Lines of data:
— BEGIN —
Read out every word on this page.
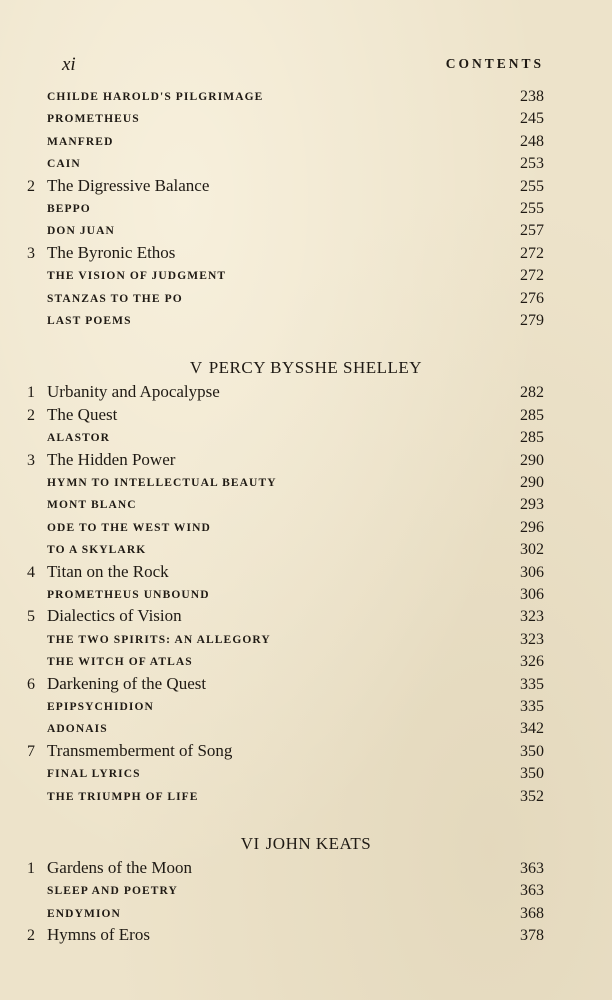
xi	CONTENTS
CHILDE HAROLD'S PILGRIMAGE	238
PROMETHEUS	245
MANFRED	248
CAIN	253
2 The Digressive Balance	255
BEPPO	255
DON JUAN	257
3 The Byronic Ethos	272
THE VISION OF JUDGMENT	272
STANZAS TO THE PO	276
LAST POEMS	279
V PERCY BYSSHE SHELLEY
1 Urbanity and Apocalypse	282
2 The Quest	285
ALASTOR	285
3 The Hidden Power	290
HYMN TO INTELLECTUAL BEAUTY	290
MONT BLANC	293
ODE TO THE WEST WIND	296
TO A SKYLARK	302
4 Titan on the Rock	306
PROMETHEUS UNBOUND	306
5 Dialectics of Vision	323
THE TWO SPIRITS: AN ALLEGORY	323
THE WITCH OF ATLAS	326
6 Darkening of the Quest	335
EPIPSYCHIDION	335
ADONAIS	342
7 Transmemberment of Song	350
FINAL LYRICS	350
THE TRIUMPH OF LIFE	352
VI JOHN KEATS
1 Gardens of the Moon	363
SLEEP AND POETRY	363
ENDYMION	368
2 Hymns of Eros	378
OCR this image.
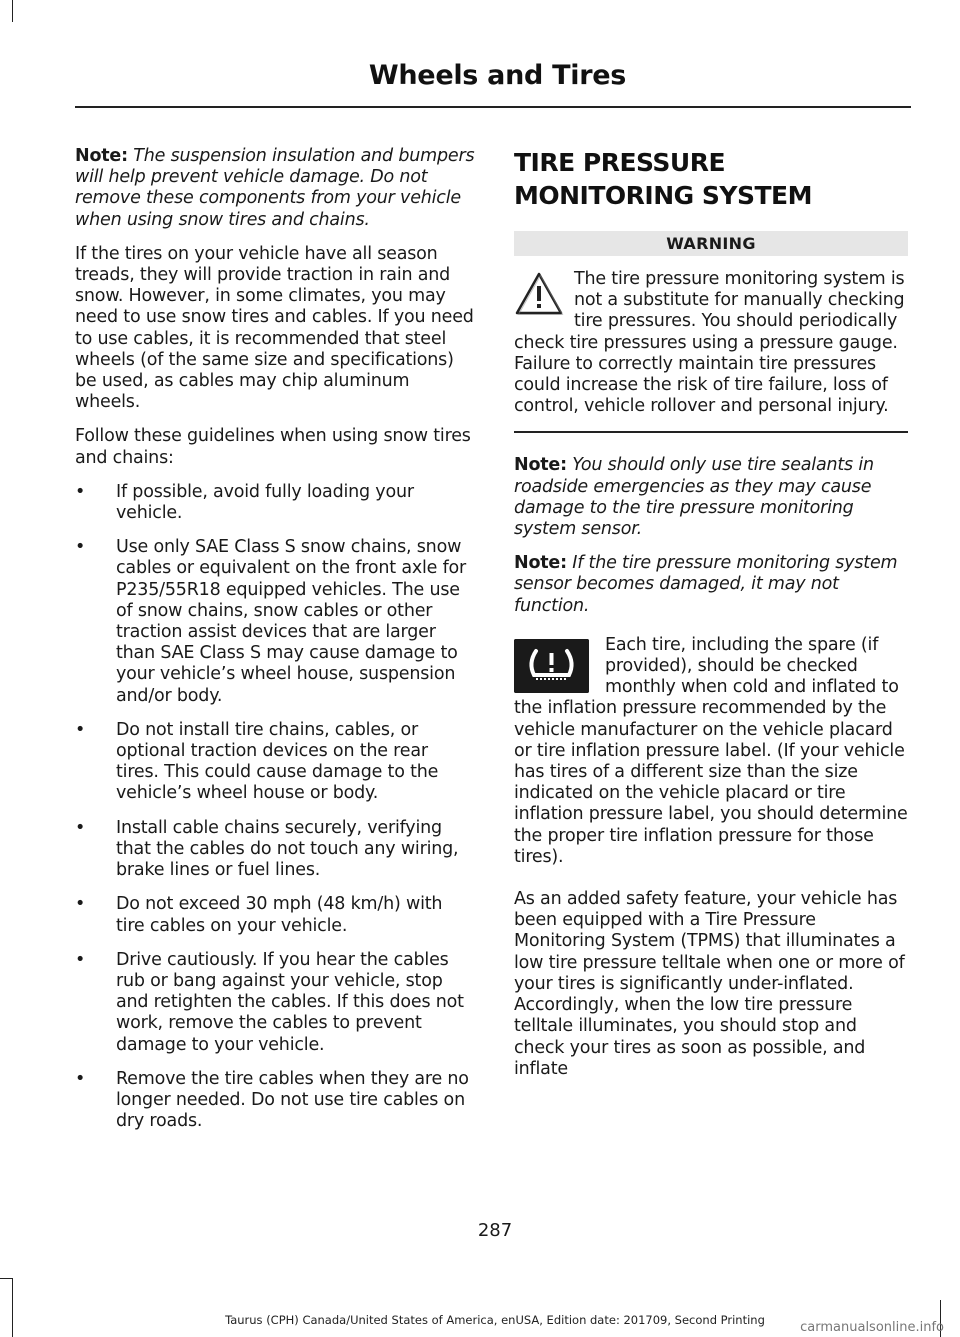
Wheels and Tires

Note: The suspension insulation and bumpers will help prevent vehicle damage. Do not remove these components from your vehicle when using snow tires and chains.

If the tires on your vehicle have all season treads, they will provide traction in rain and snow. However, in some climates, you may need to use snow tires and cables. If you need to use cables, it is recommended that steel wheels (of the same size and specifications) be used, as cables may chip aluminum wheels.

Follow these guidelines when using snow tires and chains:

• If possible, avoid fully loading your vehicle.
• Use only SAE Class S snow chains, snow cables or equivalent on the front axle for P235/55R18 equipped vehicles. The use of snow chains, snow cables or other traction assist devices that are larger than SAE Class S may cause damage to your vehicle’s wheel house, suspension and/or body.
• Do not install tire chains, cables, or optional traction devices on the rear tires. This could cause damage to the vehicle’s wheel house or body.
• Install cable chains securely, verifying that the cables do not touch any wiring, brake lines or fuel lines.
• Do not exceed 30 mph (48 km/h) with tire cables on your vehicle.
• Drive cautiously. If you hear the cables rub or bang against your vehicle, stop and retighten the cables. If this does not work, remove the cables to prevent damage to your vehicle.
• Remove the tire cables when they are no longer needed. Do not use tire cables on dry roads.
TIRE PRESSURE MONITORING SYSTEM
WARNING
The tire pressure monitoring system is not a substitute for manually checking tire pressures. You should periodically check tire pressures using a pressure gauge. Failure to correctly maintain tire pressures could increase the risk of tire failure, loss of control, vehicle rollover and personal injury.

Note: You should only use tire sealants in roadside emergencies as they may cause damage to the tire pressure monitoring system sensor.

Note: If the tire pressure monitoring system sensor becomes damaged, it may not function.

Each tire, including the spare (if provided), should be checked monthly when cold and inflated to the inflation pressure recommended by the vehicle manufacturer on the vehicle placard or tire inflation pressure label. (If your vehicle has tires of a different size than the size indicated on the vehicle placard or tire inflation pressure label, you should determine the proper tire inflation pressure for those tires).

As an added safety feature, your vehicle has been equipped with a Tire Pressure Monitoring System (TPMS) that illuminates a low tire pressure telltale when one or more of your tires is significantly under-inflated. Accordingly, when the low tire pressure telltale illuminates, you should stop and check your tires as soon as possible, and inflate

287
Taurus (CPH) Canada/United States of America, enUSA, Edition date: 201709, Second Printing	carmanualsonline.info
— END —
Pictures stay out; reproduce every line of the records exactly.

Read out every word on this page.
xi	CONTENTS
CHILDE HAROLD'S PILGRIMAGE	238
PROMETHEUS	245
MANFRED	248
CAIN	253
2 The Digressive Balance	255
BEPPO	255
DON JUAN	257
3 The Byronic Ethos	272
THE VISION OF JUDGMENT	272
STANZAS TO THE PO	276
LAST POEMS	279
V PERCY BYSSHE SHELLEY
1 Urbanity and Apocalypse	282
2 The Quest	285
ALASTOR	285
3 The Hidden Power	290
HYMN TO INTELLECTUAL BEAUTY	290
MONT BLANC	293
ODE TO THE WEST WIND	296
TO A SKYLARK	302
4 Titan on the Rock	306
PROMETHEUS UNBOUND	306
5 Dialectics of Vision	323
THE TWO SPIRITS: AN ALLEGORY	323
THE WITCH OF ATLAS	326
6 Darkening of the Quest	335
EPIPSYCHIDION	335
ADONAIS	342
7 Transmemberment of Song	350
FINAL LYRICS	350
THE TRIUMPH OF LIFE	352
VI JOHN KEATS
1 Gardens of the Moon	363
SLEEP AND POETRY	363
ENDYMION	368
2 Hymns of Eros	378
OCR this image.
Wheels and Tires

Note: The suspension insulation and bumpers will help prevent vehicle damage. Do not remove these components from your vehicle when using snow tires and chains.

If the tires on your vehicle have all season treads, they will provide traction in rain and snow. However, in some climates, you may need to use snow tires and cables. If you need to use cables, it is recommended that steel wheels (of the same size and specifications) be used, as cables may chip aluminum wheels.

Follow these guidelines when using snow tires and chains:

• If possible, avoid fully loading your vehicle.
• Use only SAE Class S snow chains, snow cables or equivalent on the front axle for P235/55R18 equipped vehicles. The use of snow chains, snow cables or other traction assist devices that are larger than SAE Class S may cause damage to your vehicle’s wheel house, suspension and/or body.
• Do not install tire chains, cables, or optional traction devices on the rear tires. This could cause damage to the vehicle’s wheel house or body.
• Install cable chains securely, verifying that the cables do not touch any wiring, brake lines or fuel lines.
• Do not exceed 30 mph (48 km/h) with tire cables on your vehicle.
• Drive cautiously. If you hear the cables rub or bang against your vehicle, stop and retighten the cables. If this does not work, remove the cables to prevent damage to your vehicle.
• Remove the tire cables when they are no longer needed. Do not use tire cables on dry roads.
TIRE PRESSURE MONITORING SYSTEM
WARNING
The tire pressure monitoring system is not a substitute for manually checking tire pressures. You should periodically check tire pressures using a pressure gauge. Failure to correctly maintain tire pressures could increase the risk of tire failure, loss of control, vehicle rollover and personal injury.

Note: You should only use tire sealants in roadside emergencies as they may cause damage to the tire pressure monitoring system sensor.

Note: If the tire pressure monitoring system sensor becomes damaged, it may not function.

Each tire, including the spare (if provided), should be checked monthly when cold and inflated to the inflation pressure recommended by the vehicle manufacturer on the vehicle placard or tire inflation pressure label. (If your vehicle has tires of a different size than the size indicated on the vehicle placard or tire inflation pressure label, you should determine the proper tire inflation pressure for those tires).

As an added safety feature, your vehicle has been equipped with a Tire Pressure Monitoring System (TPMS) that illuminates a low tire pressure telltale when one or more of your tires is significantly under-inflated. Accordingly, when the low tire pressure telltale illuminates, you should stop and check your tires as soon as possible, and inflate

287
Taurus (CPH) Canada/United States of America, enUSA, Edition date: 201709, Second Printing	carmanualsonline.info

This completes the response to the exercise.